--- begin Task data ---

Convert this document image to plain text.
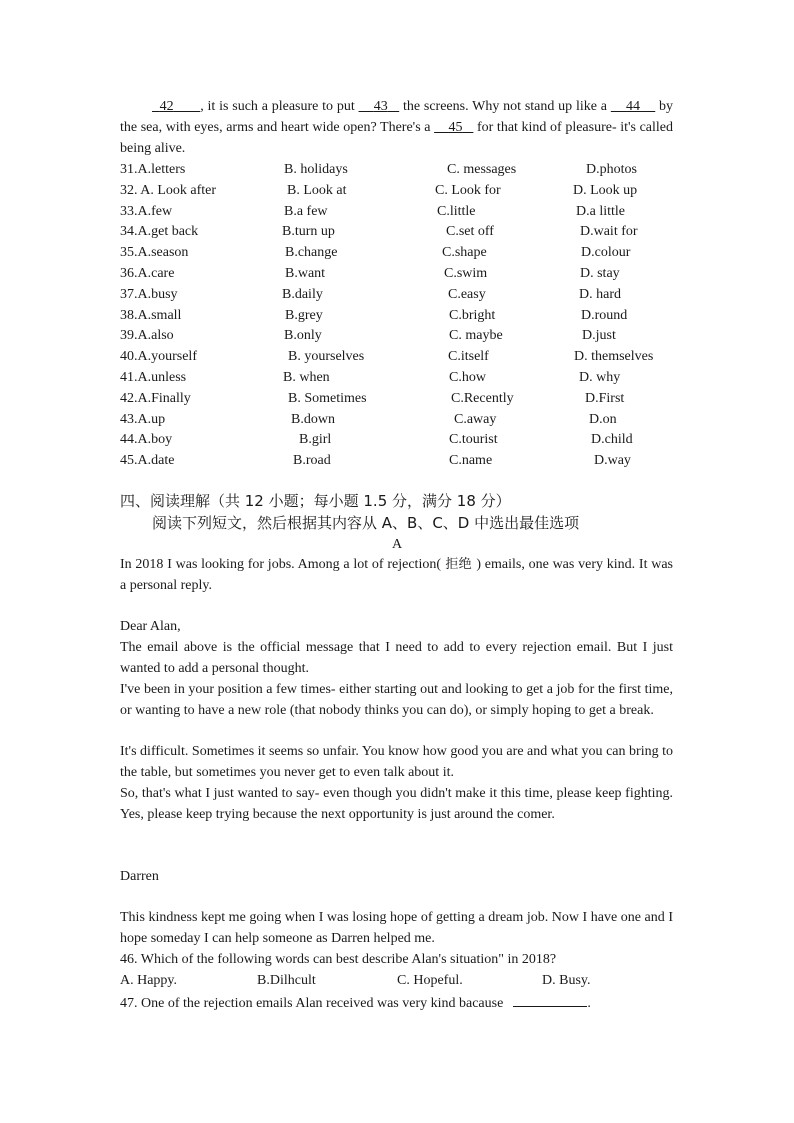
42 , it is such a pleasure to put     43    the screens. Why not stand up like a     44     by the sea, with eyes, arms and heart wide open? There's a     45    for that kind of pleasure- it's called being alive.

31.A.letters	B. holidays	C. messages	D.photos
32. A. Look after	B. Look at	C. Look for	D. Look up
33.A.few	B.a few	C.little	D.a little
34.A.get back	B.turn up	C.set off	D.wait for
35.A.season	B.change	C.shape	D.colour
36.A.care	B.want	C.swim	D. stay
37.A.busy	B.daily	C.easy	D. hard
38.A.small	B.grey	C.bright	D.round
39.A.also	B.only	C. maybe	D.just
40.A.yourself	B. yourselves	C.itself	D. themselves
41.A.unless	B. when	C.how	D. why
42.A.Finally	B. Sometimes	C.Recently	D.First
43.A.up	B.down	C.away	D.on
44.A.boy	B.girl	C.tourist	D.child
45.A.date	B.road	C.name	D.way
四、阅读理解（共 12 小题；每小题 1.5 分，满分 18 分）

阅读下列短文，然后根据其内容从 A、B、C、D 中选出最佳选项

A

In 2018 I was looking for jobs. Among a lot of rejection( 拒绝 ) emails, one was very kind. It was a personal reply.

Dear Alan,

The email above is the official message that I need to add to every rejection email. But I just wanted to add a personal thought.

I've been in your position a few times- either starting out and looking to get a job for the first time, or wanting to have a new role (that nobody thinks you can do), or simply hoping to get a break.

It's difficult. Sometimes it seems so unfair. You know how good you are and what you can bring to the table, but sometimes you never get to even talk about it.

So, that's what I just wanted to say- even though you didn't make it this time, please keep fighting. Yes, please keep trying because the next opportunity is just around the comer.

Darren

This kindness kept me going when I was losing hope of getting a dream job. Now I have one and I hope someday I can help someone as Darren helped me.

46. Which of the following words can best describe Alan's situation" in 2018?

A. Happy.	B.Dilhcult	C. Hopeful.	D. Busy.

47. One of the rejection emails Alan received was very kind bacause	.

--- end Task data ---

Work to complete:
Filter the listing above by the word "Sometimes"; copy each line that passes.

Reply to the task:
42.A.Finally	B. Sometimes	C.Recently	D.First
It's difficult. Sometimes it seems so unfair. You know how good you are and what you can bring to the table, but sometimes you never get to even talk about it.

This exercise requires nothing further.